**Do this:** Locate every line that holds the string "both" and copy it.

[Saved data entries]
'''

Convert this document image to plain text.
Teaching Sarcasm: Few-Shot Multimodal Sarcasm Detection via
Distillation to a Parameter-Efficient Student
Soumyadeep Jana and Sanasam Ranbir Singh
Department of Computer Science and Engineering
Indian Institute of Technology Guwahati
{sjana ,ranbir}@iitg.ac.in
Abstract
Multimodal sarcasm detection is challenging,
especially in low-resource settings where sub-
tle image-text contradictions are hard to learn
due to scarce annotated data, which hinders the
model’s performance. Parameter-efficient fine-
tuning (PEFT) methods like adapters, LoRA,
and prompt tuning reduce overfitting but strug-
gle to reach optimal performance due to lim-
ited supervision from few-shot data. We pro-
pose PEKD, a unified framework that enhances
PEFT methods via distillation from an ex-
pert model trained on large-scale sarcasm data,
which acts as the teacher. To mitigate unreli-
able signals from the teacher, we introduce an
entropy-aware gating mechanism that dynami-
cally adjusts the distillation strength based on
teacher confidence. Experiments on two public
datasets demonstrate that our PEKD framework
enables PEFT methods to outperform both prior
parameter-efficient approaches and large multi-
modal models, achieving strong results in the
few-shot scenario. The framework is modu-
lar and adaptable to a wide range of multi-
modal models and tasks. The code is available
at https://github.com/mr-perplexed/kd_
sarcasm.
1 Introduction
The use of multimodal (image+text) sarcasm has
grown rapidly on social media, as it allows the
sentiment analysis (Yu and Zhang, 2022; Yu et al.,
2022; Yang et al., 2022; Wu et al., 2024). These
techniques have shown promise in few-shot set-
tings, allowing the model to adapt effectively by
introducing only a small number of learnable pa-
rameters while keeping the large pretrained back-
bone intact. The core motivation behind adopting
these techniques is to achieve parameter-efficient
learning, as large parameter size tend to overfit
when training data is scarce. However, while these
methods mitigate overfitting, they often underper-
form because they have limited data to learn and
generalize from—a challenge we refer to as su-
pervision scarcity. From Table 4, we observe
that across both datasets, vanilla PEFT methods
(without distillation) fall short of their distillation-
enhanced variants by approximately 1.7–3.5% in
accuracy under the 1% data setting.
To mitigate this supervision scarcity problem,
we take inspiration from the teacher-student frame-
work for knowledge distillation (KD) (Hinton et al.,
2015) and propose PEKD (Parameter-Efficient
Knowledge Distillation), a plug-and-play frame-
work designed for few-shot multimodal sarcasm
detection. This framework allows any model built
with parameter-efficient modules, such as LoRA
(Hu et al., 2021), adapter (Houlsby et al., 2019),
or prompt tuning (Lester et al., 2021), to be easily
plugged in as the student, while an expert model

'''

**Written answer:**
enables PEFT methods to outperform both prior
that across both datasets, vanilla PEFT methods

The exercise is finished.